WHAT THE EXERCISE ASKS
All of the data below must be repeated exactly.

RECORDS FOR THE EXERCISE

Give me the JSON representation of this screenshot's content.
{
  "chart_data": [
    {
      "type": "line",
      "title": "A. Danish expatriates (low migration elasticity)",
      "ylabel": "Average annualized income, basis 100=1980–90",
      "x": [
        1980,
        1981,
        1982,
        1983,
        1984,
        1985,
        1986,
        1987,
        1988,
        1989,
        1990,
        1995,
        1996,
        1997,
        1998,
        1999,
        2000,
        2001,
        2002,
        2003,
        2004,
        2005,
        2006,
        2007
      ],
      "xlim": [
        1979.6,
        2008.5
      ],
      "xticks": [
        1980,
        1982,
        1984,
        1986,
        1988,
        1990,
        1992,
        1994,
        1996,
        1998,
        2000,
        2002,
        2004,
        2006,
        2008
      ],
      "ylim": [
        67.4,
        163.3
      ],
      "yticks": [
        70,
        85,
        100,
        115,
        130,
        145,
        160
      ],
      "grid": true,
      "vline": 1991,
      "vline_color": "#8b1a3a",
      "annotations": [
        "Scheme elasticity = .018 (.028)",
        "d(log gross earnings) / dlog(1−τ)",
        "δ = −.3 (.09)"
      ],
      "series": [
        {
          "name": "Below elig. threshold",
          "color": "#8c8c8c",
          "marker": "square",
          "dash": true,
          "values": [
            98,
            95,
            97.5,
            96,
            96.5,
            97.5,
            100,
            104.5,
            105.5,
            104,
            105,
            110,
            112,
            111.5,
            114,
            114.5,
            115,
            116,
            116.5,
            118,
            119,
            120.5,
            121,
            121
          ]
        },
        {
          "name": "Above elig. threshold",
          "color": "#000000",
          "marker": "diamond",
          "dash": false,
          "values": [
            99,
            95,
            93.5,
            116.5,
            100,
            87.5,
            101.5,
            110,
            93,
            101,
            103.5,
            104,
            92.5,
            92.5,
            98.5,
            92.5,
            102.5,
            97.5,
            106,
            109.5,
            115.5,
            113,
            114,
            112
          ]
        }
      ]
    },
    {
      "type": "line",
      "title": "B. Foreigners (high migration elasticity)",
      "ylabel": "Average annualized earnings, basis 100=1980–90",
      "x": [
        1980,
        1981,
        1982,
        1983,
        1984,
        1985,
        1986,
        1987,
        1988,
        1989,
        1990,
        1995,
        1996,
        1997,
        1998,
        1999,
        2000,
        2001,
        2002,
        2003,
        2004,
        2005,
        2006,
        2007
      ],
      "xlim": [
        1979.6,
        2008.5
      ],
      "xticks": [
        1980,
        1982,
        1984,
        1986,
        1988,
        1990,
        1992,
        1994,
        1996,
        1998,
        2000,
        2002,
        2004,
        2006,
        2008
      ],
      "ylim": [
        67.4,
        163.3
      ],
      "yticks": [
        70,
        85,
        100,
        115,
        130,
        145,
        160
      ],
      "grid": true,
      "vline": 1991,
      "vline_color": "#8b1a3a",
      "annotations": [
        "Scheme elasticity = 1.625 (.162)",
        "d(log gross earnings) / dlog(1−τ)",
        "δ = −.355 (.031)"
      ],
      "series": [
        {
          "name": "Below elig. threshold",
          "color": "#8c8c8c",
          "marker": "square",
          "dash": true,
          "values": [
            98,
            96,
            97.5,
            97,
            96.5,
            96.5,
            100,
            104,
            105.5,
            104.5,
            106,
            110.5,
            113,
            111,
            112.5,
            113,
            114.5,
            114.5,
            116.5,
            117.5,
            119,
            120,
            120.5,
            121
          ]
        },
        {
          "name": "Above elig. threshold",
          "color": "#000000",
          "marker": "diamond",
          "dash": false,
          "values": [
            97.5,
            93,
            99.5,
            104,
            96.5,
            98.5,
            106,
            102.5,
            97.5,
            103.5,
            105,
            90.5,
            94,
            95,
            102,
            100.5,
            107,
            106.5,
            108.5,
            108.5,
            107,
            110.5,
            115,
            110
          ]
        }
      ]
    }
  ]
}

SOLVED EXERCISE
Give me the JSON representation of this screenshot's content.
{
  "chart_data": [
    {
      "type": "line",
      "title": "A. Danish expatriates (low migration elasticity)",
      "ylabel": "Average annualized income, basis 100=1980–90",
      "x": [
        1980,
        1981,
        1982,
        1983,
        1984,
        1985,
        1986,
        1987,
        1988,
        1989,
        1990,
        1995,
        1996,
        1997,
        1998,
        1999,
        2000,
        2001,
        2002,
        2003,
        2004,
        2005,
        2006,
        2007
      ],
      "xlim": [
        1979.6,
        2008.5
      ],
      "xticks": [
        1980,
        1982,
        1984,
        1986,
        1988,
        1990,
        1992,
        1994,
        1996,
        1998,
        2000,
        2002,
        2004,
        2006,
        2008
      ],
      "ylim": [
        67.4,
        163.3
      ],
      "yticks": [
        70,
        85,
        100,
        115,
        130,
        145,
        160
      ],
      "grid": true,
      "vline": 1991,
      "vline_color": "#8b1a3a",
      "annotations": [
        "Scheme elasticity = .018 (.028)",
        "d(log gross earnings) / dlog(1−τ)",
        "δ = −.3 (.09)"
      ],
      "series": [
        {
          "name": "Below elig. threshold",
          "color": "#8c8c8c",
          "marker": "square",
          "dash": true,
          "values": [
            98,
            95,
            97.5,
            96,
            96.5,
            97.5,
            100,
            104.5,
            105.5,
            104,
            105,
            110,
            112,
            111.5,
            114,
            114.5,
            115,
            116,
            116.5,
            118,
            119,
            120.5,
            121,
            121
          ]
        },
        {
          "name": "Above elig. threshold",
          "color": "#000000",
          "marker": "diamond",
          "dash": false,
          "values": [
            99,
            95,
            93.5,
            116.5,
            100,
            87.5,
            101.5,
            110,
            93,
            101,
            103.5,
            104,
            92.5,
            92.5,
            98.5,
            92.5,
            102.5,
            97.5,
            106,
            109.5,
            115.5,
            113,
            114,
            112
          ]
        }
      ]
    },
    {
      "type": "line",
      "title": "B. Foreigners (high migration elasticity)",
      "ylabel": "Average annualized earnings, basis 100=1980–90",
      "x": [
        1980,
        1981,
        1982,
        1983,
        1984,
        1985,
        1986,
        1987,
        1988,
        1989,
        1990,
        1995,
        1996,
        1997,
        1998,
        1999,
        2000,
        2001,
        2002,
        2003,
        2004,
        2005,
        2006,
        2007
      ],
      "xlim": [
        1979.6,
        2008.5
      ],
      "xticks": [
        1980,
        1982,
        1984,
        1986,
        1988,
        1990,
        1992,
        1994,
        1996,
        1998,
        2000,
        2002,
        2004,
        2006,
        2008
      ],
      "ylim": [
        67.4,
        163.3
      ],
      "yticks": [
        70,
        85,
        100,
        115,
        130,
        145,
        160
      ],
      "grid": true,
      "vline": 1991,
      "vline_color": "#8b1a3a",
      "annotations": [
        "Scheme elasticity = 1.625 (.162)",
        "d(log gross earnings) / dlog(1−τ)",
        "δ = −.355 (.031)"
      ],
      "series": [
        {
          "name": "Below elig. threshold",
          "color": "#8c8c8c",
          "marker": "square",
          "dash": true,
          "values": [
            98,
            96,
            97.5,
            97,
            96.5,
            96.5,
            100,
            104,
            105.5,
            104.5,
            106,
            110.5,
            113,
            111,
            112.5,
            113,
            114.5,
            114.5,
            116.5,
            117.5,
            119,
            120,
            120.5,
            121
          ]
        },
        {
          "name": "Above elig. threshold",
          "color": "#000000",
          "marker": "diamond",
          "dash": false,
          "values": [
            97.5,
            93,
            99.5,
            104,
            96.5,
            98.5,
            106,
            102.5,
            97.5,
            103.5,
            105,
            90.5,
            94,
            95,
            102,
            100.5,
            107,
            106.5,
            108.5,
            108.5,
            107,
            110.5,
            115,
            110
          ]
        }
      ]
    }
  ]
}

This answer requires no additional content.